Requisiti del compito |
Rispondi per favore a queste domande sull'articolo sul processo a Eugenio D'Orsi:
(a) Quanti anni di reclusione ha chiesto la Procura per D'Orsi?
(b) Chi presiede il collegio del Tribunale di Agrigento?
(c) In quale mese e anno a D'Orsi fu notificato l'avviso a comparire?

Testo del documento |
==================================================

Cronaca

Sfruttò la Provincia per scopi privati, chiesta condanna per Eugenio D'Orsi

Il processo, che si sta svolgendo dinanzi al collegio del Tribunale di Agrigento presieduto da Giuseppe Melisenda Giambertoni, vede D'Orsi accusato di concussione, peculato, truffa ed abuso di ufficio. Chiesti 6 anni di reclusione per l'ex presidente

La Procura della Repubblica di Agrigento, con il procuratore aggiunto Ignazio Fonzo ed il sostituto Carlo Cinque, ha chiesto la condanna a 6 anni di reclusione per l'ex presidente della Provincia regionale di Agrigento, Eugenio D'Orsi. 

Il processo, che si sta svolgendo dinanzi al collegio del Tribunale di Agrigento presieduto da Giuseppe Melisenda Giambertoni, vede D'Orsi accusato di concussione, peculato, truffa ed abuso di ufficio. La Procura ha chiesto anche di dichiarare D'Orsi interdetto in perpetuo dai pubblici uffici.

Era l'ottobre del 2011 quando a D'Orsi, allora ancora presidente della Provincia, venne notificato un avviso a comparire per essere interrogato come persona indagata. Secondo la Procura, avrebbe "sfruttato il suo ruolo istituzionale per finalità private. Emblematica è la vicenda relativa ai lavori della villa di Montaperto", frazione di Agrigento, per la cui costruzione D'Orsi avrebbe "fatto spregiudicato utilizzo della sua posizione pubblica di presidente della Provincia regionale per ottenere vantaggi consistiti nella costruzione della struttura sostenendo costi irrisori".

==================================================

(Dati di rilevamento del layout del documento)

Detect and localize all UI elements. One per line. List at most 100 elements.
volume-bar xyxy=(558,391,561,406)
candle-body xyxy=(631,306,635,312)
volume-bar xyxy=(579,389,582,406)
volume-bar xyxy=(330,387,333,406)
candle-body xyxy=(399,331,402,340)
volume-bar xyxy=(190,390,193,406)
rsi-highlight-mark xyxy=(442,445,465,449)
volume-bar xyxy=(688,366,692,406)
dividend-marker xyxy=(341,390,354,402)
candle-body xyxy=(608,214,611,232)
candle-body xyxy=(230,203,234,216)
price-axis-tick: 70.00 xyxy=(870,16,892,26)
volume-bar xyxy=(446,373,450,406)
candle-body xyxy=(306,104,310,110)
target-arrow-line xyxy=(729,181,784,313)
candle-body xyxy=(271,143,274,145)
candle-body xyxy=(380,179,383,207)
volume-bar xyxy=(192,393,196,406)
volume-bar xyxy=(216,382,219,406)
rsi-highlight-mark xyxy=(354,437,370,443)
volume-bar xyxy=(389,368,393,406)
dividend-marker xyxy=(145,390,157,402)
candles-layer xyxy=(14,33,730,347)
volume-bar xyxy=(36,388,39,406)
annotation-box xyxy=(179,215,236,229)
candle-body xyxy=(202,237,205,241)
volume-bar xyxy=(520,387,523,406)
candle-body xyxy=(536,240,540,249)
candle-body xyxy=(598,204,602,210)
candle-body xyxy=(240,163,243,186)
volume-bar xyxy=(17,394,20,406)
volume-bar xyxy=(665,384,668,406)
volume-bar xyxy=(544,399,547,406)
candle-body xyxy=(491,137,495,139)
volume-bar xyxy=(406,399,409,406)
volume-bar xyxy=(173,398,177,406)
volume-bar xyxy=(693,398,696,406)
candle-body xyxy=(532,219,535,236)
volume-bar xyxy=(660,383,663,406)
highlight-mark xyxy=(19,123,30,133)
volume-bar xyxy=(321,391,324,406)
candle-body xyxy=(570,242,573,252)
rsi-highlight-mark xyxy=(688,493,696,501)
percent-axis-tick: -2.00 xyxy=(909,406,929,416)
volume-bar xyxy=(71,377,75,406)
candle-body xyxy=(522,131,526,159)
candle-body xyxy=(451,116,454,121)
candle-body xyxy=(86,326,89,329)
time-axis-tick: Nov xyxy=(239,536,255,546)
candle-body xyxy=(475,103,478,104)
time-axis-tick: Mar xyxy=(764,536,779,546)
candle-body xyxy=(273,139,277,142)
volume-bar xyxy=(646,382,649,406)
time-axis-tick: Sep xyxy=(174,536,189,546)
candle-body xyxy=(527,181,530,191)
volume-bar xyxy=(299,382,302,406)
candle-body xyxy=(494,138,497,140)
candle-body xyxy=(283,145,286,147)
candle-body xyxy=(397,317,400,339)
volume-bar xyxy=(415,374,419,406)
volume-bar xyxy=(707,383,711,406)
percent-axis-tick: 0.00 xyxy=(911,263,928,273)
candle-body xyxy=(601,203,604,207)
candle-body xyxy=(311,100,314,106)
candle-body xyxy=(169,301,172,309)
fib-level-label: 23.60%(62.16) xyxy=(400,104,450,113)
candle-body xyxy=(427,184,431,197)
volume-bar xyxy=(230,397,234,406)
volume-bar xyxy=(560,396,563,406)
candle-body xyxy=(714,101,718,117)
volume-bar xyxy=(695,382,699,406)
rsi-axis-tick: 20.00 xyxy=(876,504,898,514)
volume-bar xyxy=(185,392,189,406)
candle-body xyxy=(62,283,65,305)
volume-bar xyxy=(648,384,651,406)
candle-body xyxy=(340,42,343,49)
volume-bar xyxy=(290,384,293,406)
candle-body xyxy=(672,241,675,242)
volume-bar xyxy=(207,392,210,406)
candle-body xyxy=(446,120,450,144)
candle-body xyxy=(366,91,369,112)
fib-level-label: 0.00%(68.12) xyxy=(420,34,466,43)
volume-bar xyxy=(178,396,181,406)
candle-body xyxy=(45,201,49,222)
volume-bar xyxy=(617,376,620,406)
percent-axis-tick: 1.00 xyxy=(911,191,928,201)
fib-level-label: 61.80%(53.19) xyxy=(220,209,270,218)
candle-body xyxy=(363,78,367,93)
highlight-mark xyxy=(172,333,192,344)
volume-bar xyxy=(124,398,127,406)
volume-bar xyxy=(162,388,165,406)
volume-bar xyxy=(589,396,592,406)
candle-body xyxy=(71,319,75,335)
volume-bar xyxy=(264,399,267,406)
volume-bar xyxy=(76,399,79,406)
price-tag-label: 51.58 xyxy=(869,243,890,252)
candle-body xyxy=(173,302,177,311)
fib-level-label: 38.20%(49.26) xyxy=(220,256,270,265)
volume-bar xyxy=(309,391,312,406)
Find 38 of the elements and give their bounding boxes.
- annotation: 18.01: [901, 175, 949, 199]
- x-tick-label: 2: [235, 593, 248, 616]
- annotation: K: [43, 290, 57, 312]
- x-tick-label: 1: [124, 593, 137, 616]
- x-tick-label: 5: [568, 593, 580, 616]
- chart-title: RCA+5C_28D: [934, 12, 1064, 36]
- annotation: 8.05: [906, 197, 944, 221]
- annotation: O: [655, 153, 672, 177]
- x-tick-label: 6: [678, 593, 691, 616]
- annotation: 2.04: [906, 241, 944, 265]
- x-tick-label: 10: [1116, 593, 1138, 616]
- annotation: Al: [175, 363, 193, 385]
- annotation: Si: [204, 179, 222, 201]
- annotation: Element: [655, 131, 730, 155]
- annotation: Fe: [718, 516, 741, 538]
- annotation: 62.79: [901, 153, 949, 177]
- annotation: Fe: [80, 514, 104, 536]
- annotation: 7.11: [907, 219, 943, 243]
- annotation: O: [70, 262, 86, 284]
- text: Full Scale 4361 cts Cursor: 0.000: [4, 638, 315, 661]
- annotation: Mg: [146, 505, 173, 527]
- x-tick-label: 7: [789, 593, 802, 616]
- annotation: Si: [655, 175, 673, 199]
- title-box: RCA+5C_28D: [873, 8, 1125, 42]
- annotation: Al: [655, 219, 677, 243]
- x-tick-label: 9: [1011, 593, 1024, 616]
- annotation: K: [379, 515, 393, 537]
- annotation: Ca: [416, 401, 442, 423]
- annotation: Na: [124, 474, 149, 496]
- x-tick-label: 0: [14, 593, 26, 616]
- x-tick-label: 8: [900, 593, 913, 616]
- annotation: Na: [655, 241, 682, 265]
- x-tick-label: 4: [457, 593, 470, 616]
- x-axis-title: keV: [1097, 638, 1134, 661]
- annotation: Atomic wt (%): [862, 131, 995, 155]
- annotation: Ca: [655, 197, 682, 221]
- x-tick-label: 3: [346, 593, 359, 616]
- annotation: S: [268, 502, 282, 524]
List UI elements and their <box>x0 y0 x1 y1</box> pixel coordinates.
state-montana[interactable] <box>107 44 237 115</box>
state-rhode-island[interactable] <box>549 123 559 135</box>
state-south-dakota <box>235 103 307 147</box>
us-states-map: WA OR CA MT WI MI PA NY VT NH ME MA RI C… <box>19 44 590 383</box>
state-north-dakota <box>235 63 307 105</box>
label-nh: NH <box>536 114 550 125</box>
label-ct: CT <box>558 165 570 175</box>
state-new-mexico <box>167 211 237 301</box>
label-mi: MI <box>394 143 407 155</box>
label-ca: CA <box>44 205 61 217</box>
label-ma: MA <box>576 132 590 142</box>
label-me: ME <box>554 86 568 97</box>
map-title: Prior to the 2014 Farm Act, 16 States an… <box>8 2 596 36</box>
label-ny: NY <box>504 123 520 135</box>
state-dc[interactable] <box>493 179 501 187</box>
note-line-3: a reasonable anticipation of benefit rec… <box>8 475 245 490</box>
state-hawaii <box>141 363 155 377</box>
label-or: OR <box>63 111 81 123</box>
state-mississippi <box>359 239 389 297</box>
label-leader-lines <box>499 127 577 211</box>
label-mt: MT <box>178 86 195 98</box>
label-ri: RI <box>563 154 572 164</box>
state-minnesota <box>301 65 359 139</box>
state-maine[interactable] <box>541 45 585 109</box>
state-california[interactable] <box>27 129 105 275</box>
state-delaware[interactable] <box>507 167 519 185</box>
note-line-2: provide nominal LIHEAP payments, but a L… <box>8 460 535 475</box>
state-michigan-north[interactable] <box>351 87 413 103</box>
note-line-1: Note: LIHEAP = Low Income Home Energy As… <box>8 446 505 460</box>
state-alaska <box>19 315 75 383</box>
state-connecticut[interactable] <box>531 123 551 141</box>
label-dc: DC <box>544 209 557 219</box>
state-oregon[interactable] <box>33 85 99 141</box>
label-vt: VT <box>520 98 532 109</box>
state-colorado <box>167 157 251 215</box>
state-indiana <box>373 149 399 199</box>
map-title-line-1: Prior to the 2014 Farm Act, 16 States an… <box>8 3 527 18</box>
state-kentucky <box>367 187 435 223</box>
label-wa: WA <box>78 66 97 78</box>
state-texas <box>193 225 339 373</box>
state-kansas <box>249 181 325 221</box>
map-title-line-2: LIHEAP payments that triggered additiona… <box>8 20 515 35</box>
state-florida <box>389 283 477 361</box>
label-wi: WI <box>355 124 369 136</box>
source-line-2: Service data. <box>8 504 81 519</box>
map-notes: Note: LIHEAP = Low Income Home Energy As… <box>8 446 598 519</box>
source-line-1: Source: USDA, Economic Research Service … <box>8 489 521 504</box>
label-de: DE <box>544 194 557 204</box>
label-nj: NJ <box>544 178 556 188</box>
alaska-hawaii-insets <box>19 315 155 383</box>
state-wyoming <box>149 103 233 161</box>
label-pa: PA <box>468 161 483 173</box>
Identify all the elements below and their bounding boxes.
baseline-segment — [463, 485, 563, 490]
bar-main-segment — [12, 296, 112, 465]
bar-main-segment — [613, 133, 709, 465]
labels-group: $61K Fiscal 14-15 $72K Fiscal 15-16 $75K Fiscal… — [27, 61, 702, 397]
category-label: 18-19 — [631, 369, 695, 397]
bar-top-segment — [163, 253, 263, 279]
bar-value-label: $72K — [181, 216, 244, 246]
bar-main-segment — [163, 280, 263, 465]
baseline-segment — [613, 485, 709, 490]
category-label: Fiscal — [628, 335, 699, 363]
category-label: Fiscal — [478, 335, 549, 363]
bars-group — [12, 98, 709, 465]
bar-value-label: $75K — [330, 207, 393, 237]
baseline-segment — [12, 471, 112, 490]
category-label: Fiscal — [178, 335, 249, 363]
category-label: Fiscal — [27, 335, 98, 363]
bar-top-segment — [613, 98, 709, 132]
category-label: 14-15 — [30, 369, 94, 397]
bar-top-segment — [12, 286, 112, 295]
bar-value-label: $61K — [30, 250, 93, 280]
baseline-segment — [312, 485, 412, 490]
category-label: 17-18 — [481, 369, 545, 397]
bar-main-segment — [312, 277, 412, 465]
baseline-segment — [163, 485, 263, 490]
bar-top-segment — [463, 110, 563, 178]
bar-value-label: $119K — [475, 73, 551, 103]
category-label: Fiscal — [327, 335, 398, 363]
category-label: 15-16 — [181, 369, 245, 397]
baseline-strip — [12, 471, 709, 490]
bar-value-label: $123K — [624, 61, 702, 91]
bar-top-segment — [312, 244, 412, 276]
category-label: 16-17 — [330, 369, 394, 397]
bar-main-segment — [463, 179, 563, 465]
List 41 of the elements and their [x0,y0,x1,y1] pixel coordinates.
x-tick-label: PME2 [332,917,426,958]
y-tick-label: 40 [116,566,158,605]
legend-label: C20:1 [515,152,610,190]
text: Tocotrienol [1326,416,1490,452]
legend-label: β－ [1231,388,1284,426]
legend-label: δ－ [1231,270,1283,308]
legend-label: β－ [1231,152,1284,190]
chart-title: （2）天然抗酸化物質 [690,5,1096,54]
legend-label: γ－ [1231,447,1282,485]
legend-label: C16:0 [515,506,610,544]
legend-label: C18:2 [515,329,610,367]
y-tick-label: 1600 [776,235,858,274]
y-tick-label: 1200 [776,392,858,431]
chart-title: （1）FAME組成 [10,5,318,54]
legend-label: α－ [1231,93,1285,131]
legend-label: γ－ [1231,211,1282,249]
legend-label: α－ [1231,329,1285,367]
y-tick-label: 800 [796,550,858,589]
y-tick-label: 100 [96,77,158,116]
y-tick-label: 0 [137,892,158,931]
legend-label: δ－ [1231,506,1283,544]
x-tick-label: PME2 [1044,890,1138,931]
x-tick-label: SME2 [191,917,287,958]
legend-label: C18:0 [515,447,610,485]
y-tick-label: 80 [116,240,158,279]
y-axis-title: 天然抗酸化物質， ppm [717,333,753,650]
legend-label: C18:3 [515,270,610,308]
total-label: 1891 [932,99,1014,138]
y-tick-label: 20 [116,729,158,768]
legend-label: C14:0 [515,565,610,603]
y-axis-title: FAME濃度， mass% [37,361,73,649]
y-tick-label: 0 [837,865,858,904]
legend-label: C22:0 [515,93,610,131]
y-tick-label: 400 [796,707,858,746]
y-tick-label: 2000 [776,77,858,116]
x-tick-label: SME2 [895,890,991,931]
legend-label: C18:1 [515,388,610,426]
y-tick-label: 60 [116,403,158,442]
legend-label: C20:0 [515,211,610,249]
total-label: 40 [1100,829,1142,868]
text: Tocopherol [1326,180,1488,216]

==================================================

Risultato del compito |
(a) 6 anni.
(b) Giuseppe Melisenda Giambertoni.
(c) Ottobre 2011.